═════ RECORDS FOR PROCESSING
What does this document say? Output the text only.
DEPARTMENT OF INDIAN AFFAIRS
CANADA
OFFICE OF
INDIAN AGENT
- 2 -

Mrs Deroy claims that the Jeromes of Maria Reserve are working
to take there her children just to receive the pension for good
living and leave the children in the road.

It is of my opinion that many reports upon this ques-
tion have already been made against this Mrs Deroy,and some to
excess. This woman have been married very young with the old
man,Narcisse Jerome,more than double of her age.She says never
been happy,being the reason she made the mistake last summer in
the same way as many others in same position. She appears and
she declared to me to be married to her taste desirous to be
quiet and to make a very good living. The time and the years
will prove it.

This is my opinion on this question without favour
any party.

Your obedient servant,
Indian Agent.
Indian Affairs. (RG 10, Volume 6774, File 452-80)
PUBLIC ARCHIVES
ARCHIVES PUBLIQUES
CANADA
══════════
═════ RECORDS FOR PROCESSING
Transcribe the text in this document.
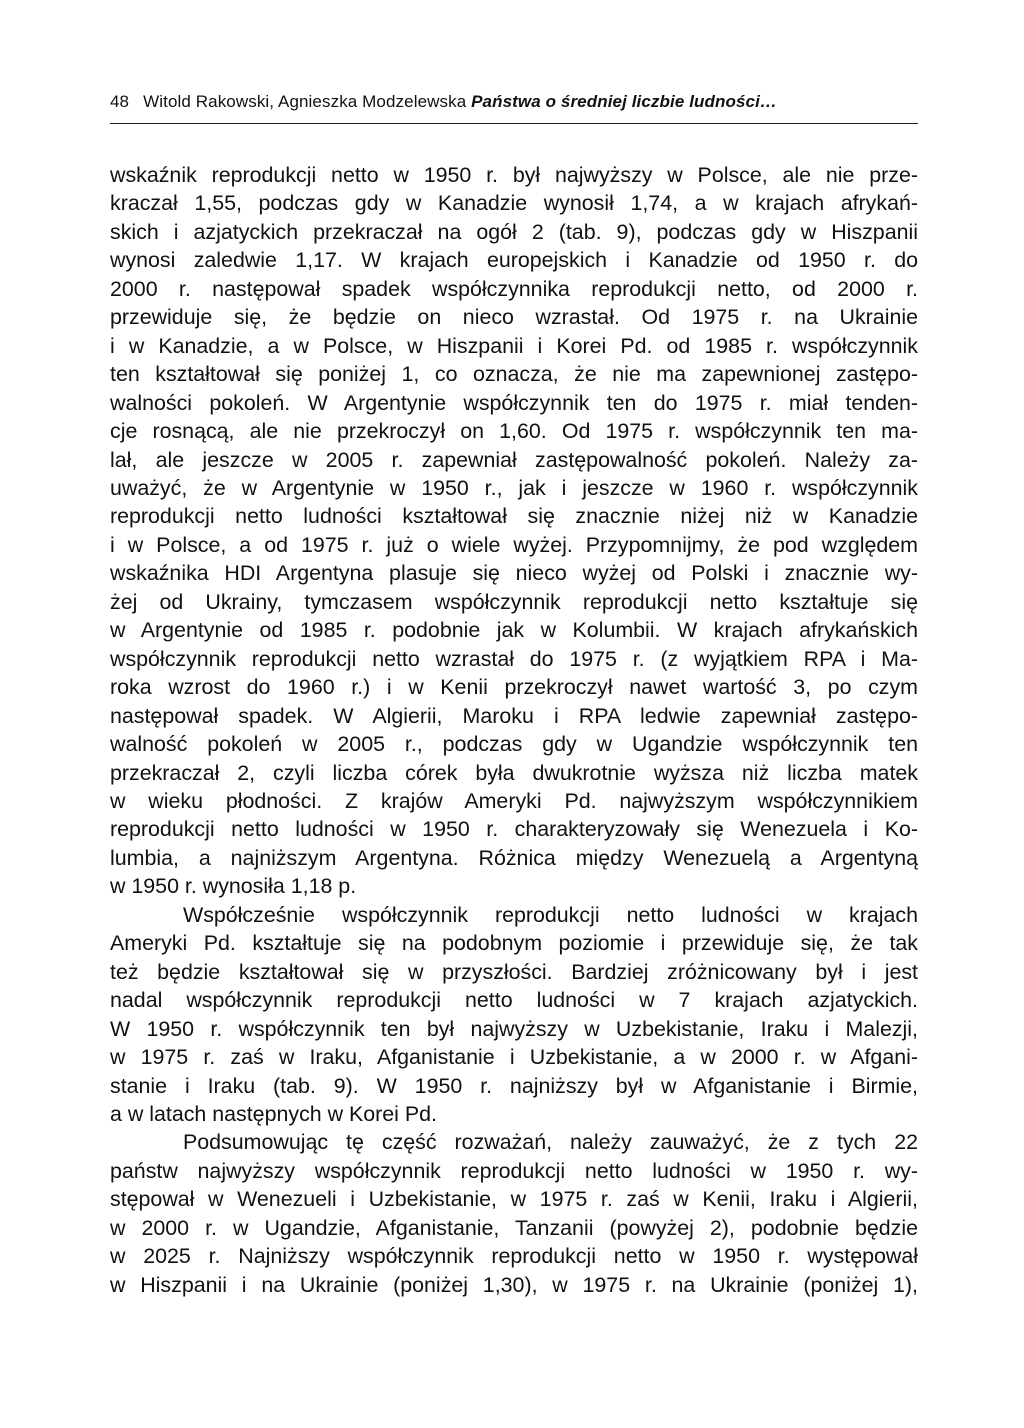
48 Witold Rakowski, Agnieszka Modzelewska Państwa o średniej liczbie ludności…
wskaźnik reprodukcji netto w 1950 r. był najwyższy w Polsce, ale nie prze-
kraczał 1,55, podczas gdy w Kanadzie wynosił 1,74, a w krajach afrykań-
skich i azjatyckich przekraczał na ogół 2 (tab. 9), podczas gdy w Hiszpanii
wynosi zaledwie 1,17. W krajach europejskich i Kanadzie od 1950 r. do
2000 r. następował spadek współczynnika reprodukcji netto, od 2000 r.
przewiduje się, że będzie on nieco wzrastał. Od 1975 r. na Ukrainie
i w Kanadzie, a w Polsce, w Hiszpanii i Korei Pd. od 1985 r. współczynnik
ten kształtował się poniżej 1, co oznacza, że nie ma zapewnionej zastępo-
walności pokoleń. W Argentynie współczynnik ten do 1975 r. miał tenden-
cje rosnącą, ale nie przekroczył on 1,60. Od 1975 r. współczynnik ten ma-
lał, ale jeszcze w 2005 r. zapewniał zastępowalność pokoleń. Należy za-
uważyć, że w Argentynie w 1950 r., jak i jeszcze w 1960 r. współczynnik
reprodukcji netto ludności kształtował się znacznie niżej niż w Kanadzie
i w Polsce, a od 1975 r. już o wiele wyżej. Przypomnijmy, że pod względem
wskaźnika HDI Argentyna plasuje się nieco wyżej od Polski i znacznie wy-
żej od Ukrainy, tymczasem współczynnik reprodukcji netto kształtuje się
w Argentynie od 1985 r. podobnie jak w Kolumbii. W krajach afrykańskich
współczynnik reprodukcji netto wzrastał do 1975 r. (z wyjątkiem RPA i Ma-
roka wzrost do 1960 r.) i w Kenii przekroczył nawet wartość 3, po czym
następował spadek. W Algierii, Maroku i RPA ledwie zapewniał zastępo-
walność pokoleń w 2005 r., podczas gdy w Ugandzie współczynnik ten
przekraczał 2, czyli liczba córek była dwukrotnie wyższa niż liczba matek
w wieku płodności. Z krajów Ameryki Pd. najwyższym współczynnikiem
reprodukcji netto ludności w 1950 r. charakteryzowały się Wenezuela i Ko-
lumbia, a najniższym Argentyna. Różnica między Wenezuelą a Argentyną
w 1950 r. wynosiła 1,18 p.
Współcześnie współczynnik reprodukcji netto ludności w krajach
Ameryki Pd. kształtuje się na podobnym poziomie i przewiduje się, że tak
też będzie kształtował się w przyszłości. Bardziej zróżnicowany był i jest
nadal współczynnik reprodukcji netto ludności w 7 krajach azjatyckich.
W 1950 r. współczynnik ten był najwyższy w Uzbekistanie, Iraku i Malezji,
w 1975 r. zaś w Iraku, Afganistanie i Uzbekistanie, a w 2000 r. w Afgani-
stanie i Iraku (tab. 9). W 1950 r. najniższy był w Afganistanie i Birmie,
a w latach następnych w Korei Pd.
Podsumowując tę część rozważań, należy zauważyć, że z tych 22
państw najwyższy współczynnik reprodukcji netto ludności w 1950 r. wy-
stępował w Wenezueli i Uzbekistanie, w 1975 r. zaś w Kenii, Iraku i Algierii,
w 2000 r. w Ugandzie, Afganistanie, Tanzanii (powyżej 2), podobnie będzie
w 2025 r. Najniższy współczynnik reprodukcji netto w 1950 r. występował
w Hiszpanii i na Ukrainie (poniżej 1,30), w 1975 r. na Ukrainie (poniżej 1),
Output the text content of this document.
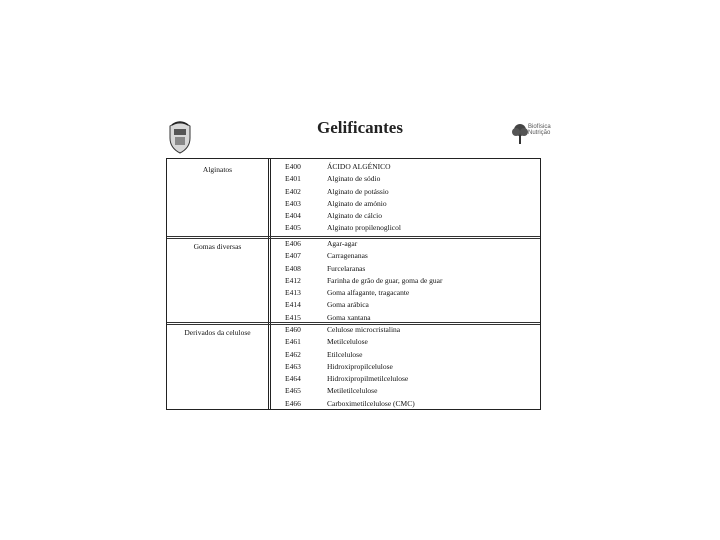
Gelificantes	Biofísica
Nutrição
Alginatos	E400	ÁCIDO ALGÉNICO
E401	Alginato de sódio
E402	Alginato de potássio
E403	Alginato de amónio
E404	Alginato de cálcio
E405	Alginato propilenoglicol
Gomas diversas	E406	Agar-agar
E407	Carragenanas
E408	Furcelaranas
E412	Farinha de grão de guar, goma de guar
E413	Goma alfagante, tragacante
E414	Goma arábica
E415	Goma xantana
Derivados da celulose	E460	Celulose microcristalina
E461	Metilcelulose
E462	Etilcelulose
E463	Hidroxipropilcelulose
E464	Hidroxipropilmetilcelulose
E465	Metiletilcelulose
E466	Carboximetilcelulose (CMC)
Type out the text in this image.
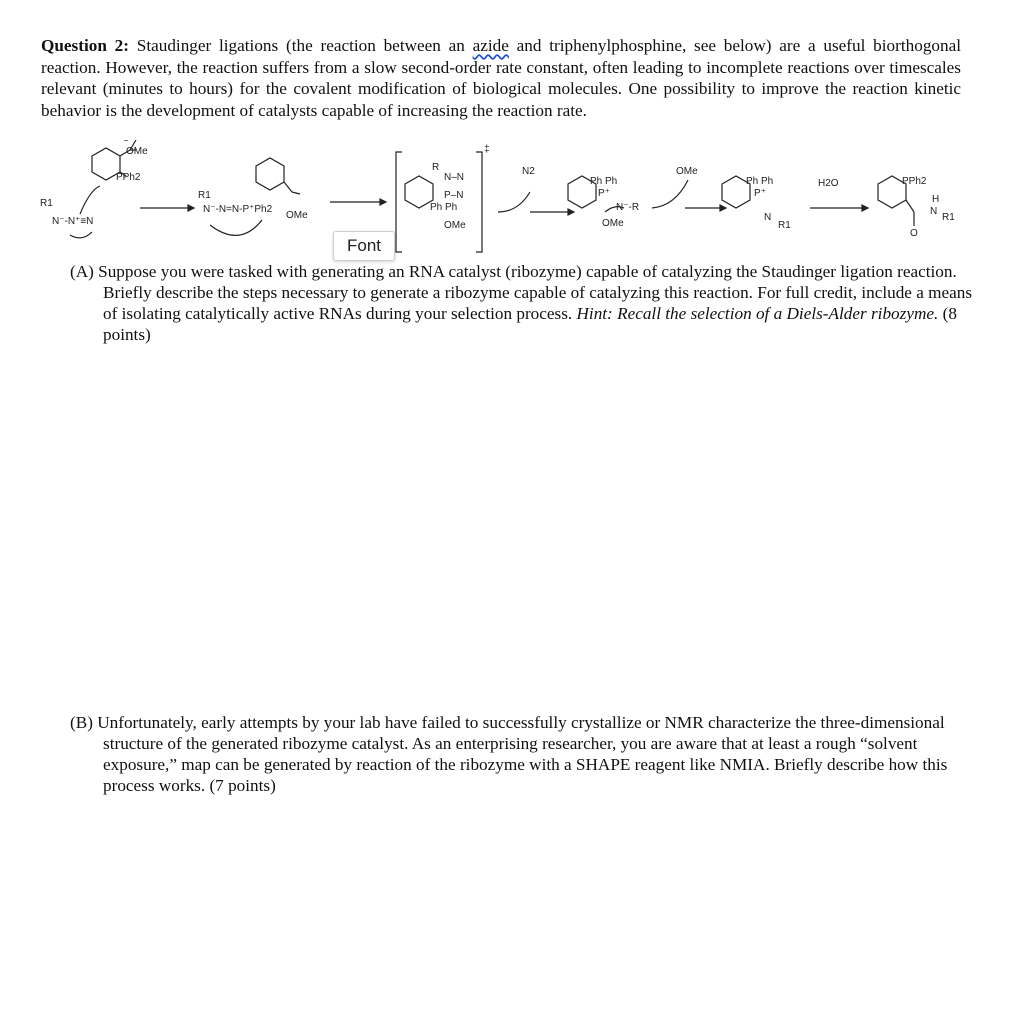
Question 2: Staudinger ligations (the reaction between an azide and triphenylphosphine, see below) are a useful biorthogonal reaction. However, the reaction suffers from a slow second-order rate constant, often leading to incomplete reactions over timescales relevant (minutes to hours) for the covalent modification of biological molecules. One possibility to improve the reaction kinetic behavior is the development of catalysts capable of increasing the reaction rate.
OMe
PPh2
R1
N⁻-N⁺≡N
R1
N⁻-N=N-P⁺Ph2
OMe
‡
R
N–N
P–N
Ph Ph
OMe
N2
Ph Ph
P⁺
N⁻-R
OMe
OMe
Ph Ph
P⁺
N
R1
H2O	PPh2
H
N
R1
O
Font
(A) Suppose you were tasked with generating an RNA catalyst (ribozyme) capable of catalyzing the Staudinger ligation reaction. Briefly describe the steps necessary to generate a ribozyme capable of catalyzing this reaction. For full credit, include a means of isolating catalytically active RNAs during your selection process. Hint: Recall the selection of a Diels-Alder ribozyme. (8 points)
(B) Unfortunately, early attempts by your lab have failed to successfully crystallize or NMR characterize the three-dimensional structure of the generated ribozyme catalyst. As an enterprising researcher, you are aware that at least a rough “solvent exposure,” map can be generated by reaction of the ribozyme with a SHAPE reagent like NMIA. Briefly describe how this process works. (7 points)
══════════
═════ RECORDS FOR PROCESSING
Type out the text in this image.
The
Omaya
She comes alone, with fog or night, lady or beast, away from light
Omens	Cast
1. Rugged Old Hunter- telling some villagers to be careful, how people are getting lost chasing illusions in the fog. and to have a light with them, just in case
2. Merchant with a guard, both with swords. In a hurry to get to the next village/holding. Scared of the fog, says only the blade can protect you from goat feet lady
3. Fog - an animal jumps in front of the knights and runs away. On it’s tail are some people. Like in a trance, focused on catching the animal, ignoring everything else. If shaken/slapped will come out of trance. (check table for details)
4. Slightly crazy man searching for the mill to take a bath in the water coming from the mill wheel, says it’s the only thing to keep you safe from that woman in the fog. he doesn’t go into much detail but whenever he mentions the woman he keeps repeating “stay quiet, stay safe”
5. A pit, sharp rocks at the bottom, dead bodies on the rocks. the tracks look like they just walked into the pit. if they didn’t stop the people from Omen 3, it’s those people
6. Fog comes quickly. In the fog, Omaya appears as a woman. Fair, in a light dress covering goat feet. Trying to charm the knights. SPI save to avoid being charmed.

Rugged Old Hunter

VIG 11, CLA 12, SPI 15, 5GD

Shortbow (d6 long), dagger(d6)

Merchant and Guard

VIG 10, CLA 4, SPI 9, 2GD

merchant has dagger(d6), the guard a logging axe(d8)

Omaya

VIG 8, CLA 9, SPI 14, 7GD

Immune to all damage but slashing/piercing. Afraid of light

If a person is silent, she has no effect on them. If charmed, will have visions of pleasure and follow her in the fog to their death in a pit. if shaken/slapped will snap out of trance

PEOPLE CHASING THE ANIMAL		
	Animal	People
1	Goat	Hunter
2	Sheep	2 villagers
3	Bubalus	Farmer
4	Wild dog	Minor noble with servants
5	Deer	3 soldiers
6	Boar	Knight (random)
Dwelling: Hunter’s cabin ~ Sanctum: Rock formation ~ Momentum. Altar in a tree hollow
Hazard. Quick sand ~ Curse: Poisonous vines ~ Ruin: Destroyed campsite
══════════
Copy in full each line that holds the word "text".

ANSWER FOR THE TASK
What does this document say? Output the text only.
Transcribe the text in this document.
Output the text content of this document.
Type out the text in this image.
Type out the text in this image.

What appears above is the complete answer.